TASK REQUIREMENTS: Set down all of the entries word for word, omitting the images they contain.

+ + + + +

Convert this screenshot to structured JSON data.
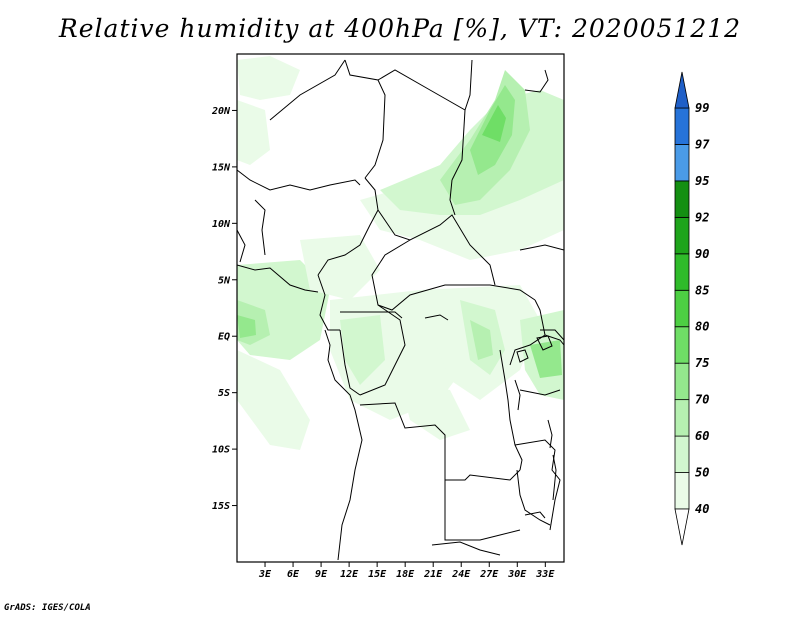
{
  "title": "Relative humidity at 400hPa [%], VT: 2020051212",
  "credit": "GrADS: IGES/COLA",
  "map": {
    "lon_range": [
      0,
      35
    ],
    "lat_range": [
      -20,
      25
    ],
    "lat_ticks": [
      {
        "value": 20,
        "label": "20N"
      },
      {
        "value": 15,
        "label": "15N"
      },
      {
        "value": 10,
        "label": "10N"
      },
      {
        "value": 5,
        "label": "5N"
      },
      {
        "value": 0,
        "label": "EQ"
      },
      {
        "value": -5,
        "label": "5S"
      },
      {
        "value": -10,
        "label": "10S"
      },
      {
        "value": -15,
        "label": "15S"
      }
    ],
    "lon_ticks": [
      {
        "value": 3,
        "label": "3E"
      },
      {
        "value": 6,
        "label": "6E"
      },
      {
        "value": 9,
        "label": "9E"
      },
      {
        "value": 12,
        "label": "12E"
      },
      {
        "value": 15,
        "label": "15E"
      },
      {
        "value": 18,
        "label": "18E"
      },
      {
        "value": 21,
        "label": "21E"
      },
      {
        "value": 24,
        "label": "24E"
      },
      {
        "value": 27,
        "label": "27E"
      },
      {
        "value": 30,
        "label": "30E"
      },
      {
        "value": 33,
        "label": "33E"
      }
    ]
  },
  "colorbar": {
    "levels": [
      {
        "label": "40",
        "color": "#ffffff"
      },
      {
        "label": "50",
        "color": "#eafbe8"
      },
      {
        "label": "60",
        "color": "#d2f7cf"
      },
      {
        "label": "70",
        "color": "#b6f0b1"
      },
      {
        "label": "75",
        "color": "#94e88d"
      },
      {
        "label": "80",
        "color": "#6fde66"
      },
      {
        "label": "85",
        "color": "#4dcf43"
      },
      {
        "label": "90",
        "color": "#2fbb2a"
      },
      {
        "label": "92",
        "color": "#1ea41b"
      },
      {
        "label": "95",
        "color": "#148f12"
      },
      {
        "label": "97",
        "color": "#4a9be8"
      },
      {
        "label": "99",
        "color": "#2673d9"
      }
    ],
    "top_color": "#1f5fc7",
    "bottom_color": "#ffffff"
  }
}
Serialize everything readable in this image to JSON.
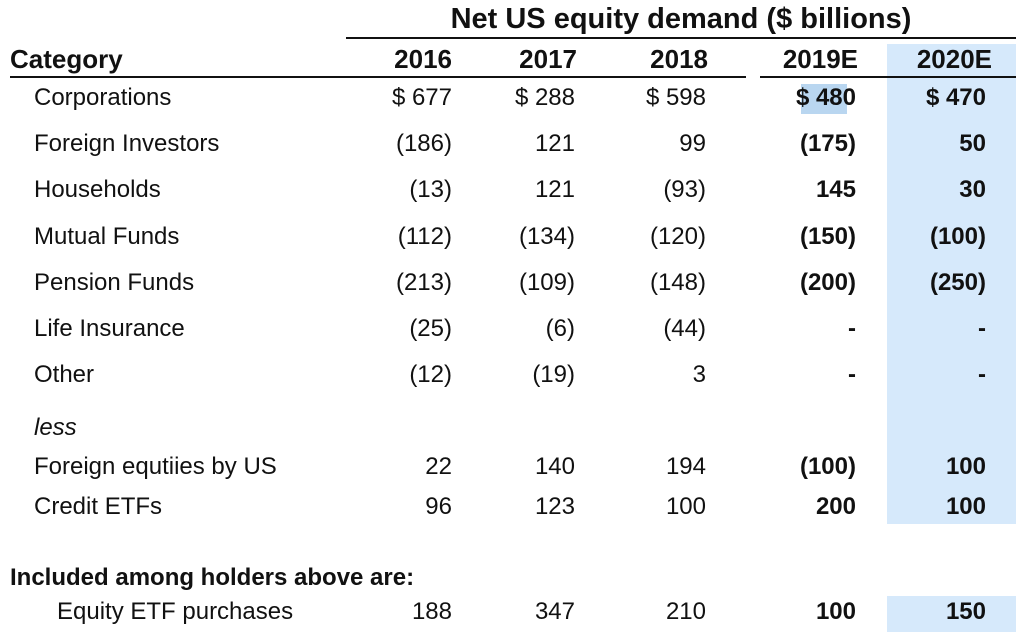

+ + + + +

WRITTEN RESPONSE:
Convert this screenshot to structured JSON data.
{
  "title": "Relative humidity at 400hPa [%], VT: 2020051212",
  "credit": "GrADS: IGES/COLA",
  "map": {
    "lon_range": [
      0,
      35
    ],
    "lat_range": [
      -20,
      25
    ],
    "lat_ticks": [
      {
        "value": 20,
        "label": "20N"
      },
      {
        "value": 15,
        "label": "15N"
      },
      {
        "value": 10,
        "label": "10N"
      },
      {
        "value": 5,
        "label": "5N"
      },
      {
        "value": 0,
        "label": "EQ"
      },
      {
        "value": -5,
        "label": "5S"
      },
      {
        "value": -10,
        "label": "10S"
      },
      {
        "value": -15,
        "label": "15S"
      }
    ],
    "lon_ticks": [
      {
        "value": 3,
        "label": "3E"
      },
      {
        "value": 6,
        "label": "6E"
      },
      {
        "value": 9,
        "label": "9E"
      },
      {
        "value": 12,
        "label": "12E"
      },
      {
        "value": 15,
        "label": "15E"
      },
      {
        "value": 18,
        "label": "18E"
      },
      {
        "value": 21,
        "label": "21E"
      },
      {
        "value": 24,
        "label": "24E"
      },
      {
        "value": 27,
        "label": "27E"
      },
      {
        "value": 30,
        "label": "30E"
      },
      {
        "value": 33,
        "label": "33E"
      }
    ]
  },
  "colorbar": {
    "levels": [
      {
        "label": "40",
        "color": "#ffffff"
      },
      {
        "label": "50",
        "color": "#eafbe8"
      },
      {
        "label": "60",
        "color": "#d2f7cf"
      },
      {
        "label": "70",
        "color": "#b6f0b1"
      },
      {
        "label": "75",
        "color": "#94e88d"
      },
      {
        "label": "80",
        "color": "#6fde66"
      },
      {
        "label": "85",
        "color": "#4dcf43"
      },
      {
        "label": "90",
        "color": "#2fbb2a"
      },
      {
        "label": "92",
        "color": "#1ea41b"
      },
      {
        "label": "95",
        "color": "#148f12"
      },
      {
        "label": "97",
        "color": "#4a9be8"
      },
      {
        "label": "99",
        "color": "#2673d9"
      }
    ],
    "top_color": "#1f5fc7",
    "bottom_color": "#ffffff"
  }
}
Serialize everything readable in this image to JSON.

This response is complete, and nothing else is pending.